*Exercise brief*
Count how many lines contain the word "Dilution". Please give only the number.

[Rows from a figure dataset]
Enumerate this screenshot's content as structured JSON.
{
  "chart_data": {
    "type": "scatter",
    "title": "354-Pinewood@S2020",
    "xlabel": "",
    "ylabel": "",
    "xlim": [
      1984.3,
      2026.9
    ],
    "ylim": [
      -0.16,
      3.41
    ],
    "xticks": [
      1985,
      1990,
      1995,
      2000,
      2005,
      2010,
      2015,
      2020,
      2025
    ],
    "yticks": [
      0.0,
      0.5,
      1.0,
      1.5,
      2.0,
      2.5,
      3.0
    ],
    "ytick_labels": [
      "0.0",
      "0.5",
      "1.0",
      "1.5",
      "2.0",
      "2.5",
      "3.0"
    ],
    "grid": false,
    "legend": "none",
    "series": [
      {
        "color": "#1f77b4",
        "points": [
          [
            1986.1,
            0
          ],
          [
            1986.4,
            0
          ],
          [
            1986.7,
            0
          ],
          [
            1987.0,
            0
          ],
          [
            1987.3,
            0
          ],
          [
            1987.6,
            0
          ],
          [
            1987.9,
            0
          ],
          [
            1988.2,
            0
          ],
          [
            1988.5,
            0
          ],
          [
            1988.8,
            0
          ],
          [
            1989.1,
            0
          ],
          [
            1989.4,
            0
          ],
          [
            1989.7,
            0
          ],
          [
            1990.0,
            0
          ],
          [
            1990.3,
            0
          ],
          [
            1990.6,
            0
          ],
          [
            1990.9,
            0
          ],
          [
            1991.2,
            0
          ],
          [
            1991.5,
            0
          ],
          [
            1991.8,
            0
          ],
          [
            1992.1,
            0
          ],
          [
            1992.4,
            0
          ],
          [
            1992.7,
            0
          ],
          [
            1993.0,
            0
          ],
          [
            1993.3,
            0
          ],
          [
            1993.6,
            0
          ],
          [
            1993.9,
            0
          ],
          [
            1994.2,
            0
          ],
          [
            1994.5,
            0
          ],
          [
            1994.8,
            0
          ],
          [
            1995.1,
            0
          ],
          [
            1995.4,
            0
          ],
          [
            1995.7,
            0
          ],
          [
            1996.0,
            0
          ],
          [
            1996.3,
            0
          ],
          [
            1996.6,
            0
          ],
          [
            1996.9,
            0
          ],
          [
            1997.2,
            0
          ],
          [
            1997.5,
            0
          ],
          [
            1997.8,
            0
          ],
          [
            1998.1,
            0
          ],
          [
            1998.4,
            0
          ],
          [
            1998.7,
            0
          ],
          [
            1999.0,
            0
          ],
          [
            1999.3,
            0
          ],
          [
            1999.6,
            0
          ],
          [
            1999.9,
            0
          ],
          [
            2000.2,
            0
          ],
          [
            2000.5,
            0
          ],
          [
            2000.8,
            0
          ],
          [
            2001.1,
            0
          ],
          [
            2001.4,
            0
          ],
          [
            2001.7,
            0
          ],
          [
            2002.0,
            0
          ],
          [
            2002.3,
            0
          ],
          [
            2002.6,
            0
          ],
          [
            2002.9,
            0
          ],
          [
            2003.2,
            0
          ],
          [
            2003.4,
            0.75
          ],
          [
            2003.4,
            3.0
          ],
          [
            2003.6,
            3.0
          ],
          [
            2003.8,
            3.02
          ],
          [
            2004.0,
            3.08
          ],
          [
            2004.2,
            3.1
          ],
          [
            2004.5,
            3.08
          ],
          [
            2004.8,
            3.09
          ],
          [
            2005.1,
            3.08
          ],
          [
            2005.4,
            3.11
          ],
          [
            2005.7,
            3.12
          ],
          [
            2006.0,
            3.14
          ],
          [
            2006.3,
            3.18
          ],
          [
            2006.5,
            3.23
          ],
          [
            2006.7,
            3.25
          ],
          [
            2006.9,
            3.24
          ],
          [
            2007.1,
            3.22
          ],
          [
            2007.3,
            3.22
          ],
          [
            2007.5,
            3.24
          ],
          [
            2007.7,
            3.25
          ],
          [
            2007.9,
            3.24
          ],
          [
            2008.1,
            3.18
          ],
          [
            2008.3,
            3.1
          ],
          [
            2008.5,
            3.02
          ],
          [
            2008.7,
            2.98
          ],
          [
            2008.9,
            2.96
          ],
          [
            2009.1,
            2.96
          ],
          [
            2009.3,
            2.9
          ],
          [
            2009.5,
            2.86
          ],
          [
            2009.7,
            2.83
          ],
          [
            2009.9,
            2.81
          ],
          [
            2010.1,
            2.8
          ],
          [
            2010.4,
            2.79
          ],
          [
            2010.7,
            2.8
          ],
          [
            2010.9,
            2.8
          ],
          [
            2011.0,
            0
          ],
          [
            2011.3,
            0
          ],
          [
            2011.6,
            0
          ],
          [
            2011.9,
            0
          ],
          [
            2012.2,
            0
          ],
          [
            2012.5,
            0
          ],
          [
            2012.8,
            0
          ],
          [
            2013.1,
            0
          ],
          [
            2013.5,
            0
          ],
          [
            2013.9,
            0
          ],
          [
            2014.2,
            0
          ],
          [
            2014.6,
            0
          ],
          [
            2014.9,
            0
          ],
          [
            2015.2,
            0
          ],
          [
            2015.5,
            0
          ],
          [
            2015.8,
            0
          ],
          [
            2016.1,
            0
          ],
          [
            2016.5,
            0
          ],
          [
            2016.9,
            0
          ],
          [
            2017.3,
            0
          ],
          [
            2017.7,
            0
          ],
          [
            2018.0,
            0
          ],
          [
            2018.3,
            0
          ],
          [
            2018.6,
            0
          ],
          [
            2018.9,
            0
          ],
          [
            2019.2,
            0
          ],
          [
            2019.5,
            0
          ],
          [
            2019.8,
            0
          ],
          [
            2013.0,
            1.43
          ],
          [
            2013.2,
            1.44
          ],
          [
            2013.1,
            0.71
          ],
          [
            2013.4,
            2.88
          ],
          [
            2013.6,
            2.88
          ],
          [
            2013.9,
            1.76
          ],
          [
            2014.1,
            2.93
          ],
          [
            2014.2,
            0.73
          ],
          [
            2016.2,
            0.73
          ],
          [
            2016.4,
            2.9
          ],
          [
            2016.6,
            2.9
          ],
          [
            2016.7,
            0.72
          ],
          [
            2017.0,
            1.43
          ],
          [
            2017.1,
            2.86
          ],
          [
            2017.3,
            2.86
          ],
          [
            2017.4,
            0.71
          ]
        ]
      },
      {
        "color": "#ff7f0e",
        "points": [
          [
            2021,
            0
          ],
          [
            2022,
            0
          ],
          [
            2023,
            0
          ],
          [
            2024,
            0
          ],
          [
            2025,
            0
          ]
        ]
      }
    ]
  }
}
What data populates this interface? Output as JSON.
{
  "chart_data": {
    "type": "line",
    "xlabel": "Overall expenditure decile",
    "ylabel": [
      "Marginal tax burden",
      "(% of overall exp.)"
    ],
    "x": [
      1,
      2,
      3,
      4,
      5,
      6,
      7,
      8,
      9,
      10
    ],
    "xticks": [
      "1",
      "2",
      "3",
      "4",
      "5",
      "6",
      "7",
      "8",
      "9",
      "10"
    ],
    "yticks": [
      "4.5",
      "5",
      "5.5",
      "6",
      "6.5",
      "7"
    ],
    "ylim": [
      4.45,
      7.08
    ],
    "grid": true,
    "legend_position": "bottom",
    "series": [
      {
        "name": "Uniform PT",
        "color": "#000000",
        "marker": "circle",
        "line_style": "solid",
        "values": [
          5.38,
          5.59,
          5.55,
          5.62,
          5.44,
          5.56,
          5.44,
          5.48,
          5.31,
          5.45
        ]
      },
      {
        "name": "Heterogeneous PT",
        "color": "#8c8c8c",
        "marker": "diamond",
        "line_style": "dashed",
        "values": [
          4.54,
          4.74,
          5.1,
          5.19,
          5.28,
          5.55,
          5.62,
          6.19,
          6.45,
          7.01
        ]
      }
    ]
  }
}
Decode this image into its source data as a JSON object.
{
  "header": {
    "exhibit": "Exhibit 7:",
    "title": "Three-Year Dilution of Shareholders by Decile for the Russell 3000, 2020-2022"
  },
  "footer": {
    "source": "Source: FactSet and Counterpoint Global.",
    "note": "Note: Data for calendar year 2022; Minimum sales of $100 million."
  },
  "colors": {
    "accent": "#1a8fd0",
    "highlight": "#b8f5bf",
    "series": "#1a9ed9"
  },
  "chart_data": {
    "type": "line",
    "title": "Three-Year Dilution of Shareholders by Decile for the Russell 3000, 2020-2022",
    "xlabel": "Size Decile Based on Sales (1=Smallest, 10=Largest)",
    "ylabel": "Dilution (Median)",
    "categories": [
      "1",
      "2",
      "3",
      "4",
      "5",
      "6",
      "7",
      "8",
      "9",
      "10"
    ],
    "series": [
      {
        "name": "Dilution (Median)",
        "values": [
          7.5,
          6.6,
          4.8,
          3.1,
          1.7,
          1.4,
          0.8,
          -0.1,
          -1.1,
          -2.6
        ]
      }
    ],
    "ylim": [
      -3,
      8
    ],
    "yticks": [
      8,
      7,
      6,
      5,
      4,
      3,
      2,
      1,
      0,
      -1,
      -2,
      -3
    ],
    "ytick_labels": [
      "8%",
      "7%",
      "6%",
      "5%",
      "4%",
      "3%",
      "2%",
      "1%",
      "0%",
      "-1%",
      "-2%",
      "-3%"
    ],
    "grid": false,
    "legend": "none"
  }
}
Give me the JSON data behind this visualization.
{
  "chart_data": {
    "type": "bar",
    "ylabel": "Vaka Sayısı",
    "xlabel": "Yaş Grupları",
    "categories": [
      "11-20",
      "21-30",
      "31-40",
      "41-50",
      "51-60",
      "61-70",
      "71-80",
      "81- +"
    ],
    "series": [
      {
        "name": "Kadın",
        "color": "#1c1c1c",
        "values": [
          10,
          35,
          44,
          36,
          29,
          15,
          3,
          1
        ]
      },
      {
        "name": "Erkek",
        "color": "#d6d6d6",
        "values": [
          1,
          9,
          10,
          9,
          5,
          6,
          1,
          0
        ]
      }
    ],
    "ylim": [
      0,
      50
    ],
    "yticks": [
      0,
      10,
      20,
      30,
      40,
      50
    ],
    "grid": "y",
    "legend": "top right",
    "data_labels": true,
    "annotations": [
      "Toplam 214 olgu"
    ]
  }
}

*Finished answer*
4